Requirements:
Output every entry exactly, from the first line to the last.

Provided data:
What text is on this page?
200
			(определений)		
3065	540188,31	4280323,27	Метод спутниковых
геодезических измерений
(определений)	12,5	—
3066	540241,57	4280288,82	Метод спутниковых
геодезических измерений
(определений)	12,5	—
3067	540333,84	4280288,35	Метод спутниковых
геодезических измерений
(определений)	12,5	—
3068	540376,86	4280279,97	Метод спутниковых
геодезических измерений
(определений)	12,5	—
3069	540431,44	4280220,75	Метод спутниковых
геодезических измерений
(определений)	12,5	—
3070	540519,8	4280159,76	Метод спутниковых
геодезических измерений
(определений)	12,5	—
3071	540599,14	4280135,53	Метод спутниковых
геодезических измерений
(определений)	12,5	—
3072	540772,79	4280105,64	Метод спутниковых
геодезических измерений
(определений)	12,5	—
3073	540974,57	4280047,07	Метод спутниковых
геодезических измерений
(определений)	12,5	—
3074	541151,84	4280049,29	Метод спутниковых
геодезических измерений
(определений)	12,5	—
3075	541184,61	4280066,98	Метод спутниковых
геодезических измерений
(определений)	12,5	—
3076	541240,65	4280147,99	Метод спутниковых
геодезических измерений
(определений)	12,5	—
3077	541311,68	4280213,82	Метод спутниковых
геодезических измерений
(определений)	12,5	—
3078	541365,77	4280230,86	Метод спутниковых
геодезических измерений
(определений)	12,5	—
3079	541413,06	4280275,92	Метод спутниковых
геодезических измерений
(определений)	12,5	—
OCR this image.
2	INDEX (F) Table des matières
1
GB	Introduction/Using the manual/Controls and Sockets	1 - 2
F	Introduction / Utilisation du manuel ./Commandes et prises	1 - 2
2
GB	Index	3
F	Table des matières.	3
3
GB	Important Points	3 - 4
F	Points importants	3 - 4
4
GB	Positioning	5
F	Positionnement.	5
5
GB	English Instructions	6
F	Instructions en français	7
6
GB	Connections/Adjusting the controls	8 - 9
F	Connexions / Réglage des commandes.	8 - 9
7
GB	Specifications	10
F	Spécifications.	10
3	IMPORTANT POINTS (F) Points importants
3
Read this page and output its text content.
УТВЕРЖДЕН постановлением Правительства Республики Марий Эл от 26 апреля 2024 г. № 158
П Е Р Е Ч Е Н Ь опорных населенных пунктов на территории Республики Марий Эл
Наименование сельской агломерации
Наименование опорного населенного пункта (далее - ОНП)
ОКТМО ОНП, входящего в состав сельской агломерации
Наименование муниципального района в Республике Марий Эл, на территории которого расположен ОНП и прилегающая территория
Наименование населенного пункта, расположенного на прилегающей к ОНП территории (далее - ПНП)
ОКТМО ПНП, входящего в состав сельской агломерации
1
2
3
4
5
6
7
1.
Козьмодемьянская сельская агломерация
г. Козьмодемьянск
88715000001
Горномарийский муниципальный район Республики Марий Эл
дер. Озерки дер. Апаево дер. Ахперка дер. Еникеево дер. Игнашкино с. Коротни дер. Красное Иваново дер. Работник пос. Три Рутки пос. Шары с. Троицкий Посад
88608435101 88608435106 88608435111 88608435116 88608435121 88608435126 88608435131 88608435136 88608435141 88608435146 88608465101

Solution to this task:
What text is on this page?
200
			(определений)		
3065	540188,31	4280323,27	Метод спутниковых
геодезических измерений
(определений)	12,5	—
3066	540241,57	4280288,82	Метод спутниковых
геодезических измерений
(определений)	12,5	—
3067	540333,84	4280288,35	Метод спутниковых
геодезических измерений
(определений)	12,5	—
3068	540376,86	4280279,97	Метод спутниковых
геодезических измерений
(определений)	12,5	—
3069	540431,44	4280220,75	Метод спутниковых
геодезических измерений
(определений)	12,5	—
3070	540519,8	4280159,76	Метод спутниковых
геодезических измерений
(определений)	12,5	—
3071	540599,14	4280135,53	Метод спутниковых
геодезических измерений
(определений)	12,5	—
3072	540772,79	4280105,64	Метод спутниковых
геодезических измерений
(определений)	12,5	—
3073	540974,57	4280047,07	Метод спутниковых
геодезических измерений
(определений)	12,5	—
3074	541151,84	4280049,29	Метод спутниковых
геодезических измерений
(определений)	12,5	—
3075	541184,61	4280066,98	Метод спутниковых
геодезических измерений
(определений)	12,5	—
3076	541240,65	4280147,99	Метод спутниковых
геодезических измерений
(определений)	12,5	—
3077	541311,68	4280213,82	Метод спутниковых
геодезических измерений
(определений)	12,5	—
3078	541365,77	4280230,86	Метод спутниковых
геодезических измерений
(определений)	12,5	—
3079	541413,06	4280275,92	Метод спутниковых
геодезических измерений
(определений)	12,5	—
OCR this image.
2	INDEX (F) Table des matières
1
GB	Introduction/Using the manual/Controls and Sockets	1 - 2
F	Introduction / Utilisation du manuel ./Commandes et prises	1 - 2
2
GB	Index	3
F	Table des matières.	3
3
GB	Important Points	3 - 4
F	Points importants	3 - 4
4
GB	Positioning	5
F	Positionnement.	5
5
GB	English Instructions	6
F	Instructions en français	7
6
GB	Connections/Adjusting the controls	8 - 9
F	Connexions / Réglage des commandes.	8 - 9
7
GB	Specifications	10
F	Spécifications.	10
3	IMPORTANT POINTS (F) Points importants
3
Read this page and output its text content.
УТВЕРЖДЕН постановлением Правительства Республики Марий Эл от 26 апреля 2024 г. № 158
П Е Р Е Ч Е Н Ь опорных населенных пунктов на территории Республики Марий Эл
Наименование сельской агломерации
Наименование опорного населенного пункта (далее - ОНП)
ОКТМО ОНП, входящего в состав сельской агломерации
Наименование муниципального района в Республике Марий Эл, на территории которого расположен ОНП и прилегающая территория
Наименование населенного пункта, расположенного на прилегающей к ОНП территории (далее - ПНП)
ОКТМО ПНП, входящего в состав сельской агломерации
1
2
3
4
5
6
7
1.
Козьмодемьянская сельская агломерация
г. Козьмодемьянск
88715000001
Горномарийский муниципальный район Республики Марий Эл
дер. Озерки дер. Апаево дер. Ахперка дер. Еникеево дер. Игнашкино с. Коротни дер. Красное Иваново дер. Работник пос. Три Рутки пос. Шары с. Троицкий Посад
88608435101 88608435106 88608435111 88608435116 88608435121 88608435126 88608435131 88608435136 88608435141 88608435146 88608465101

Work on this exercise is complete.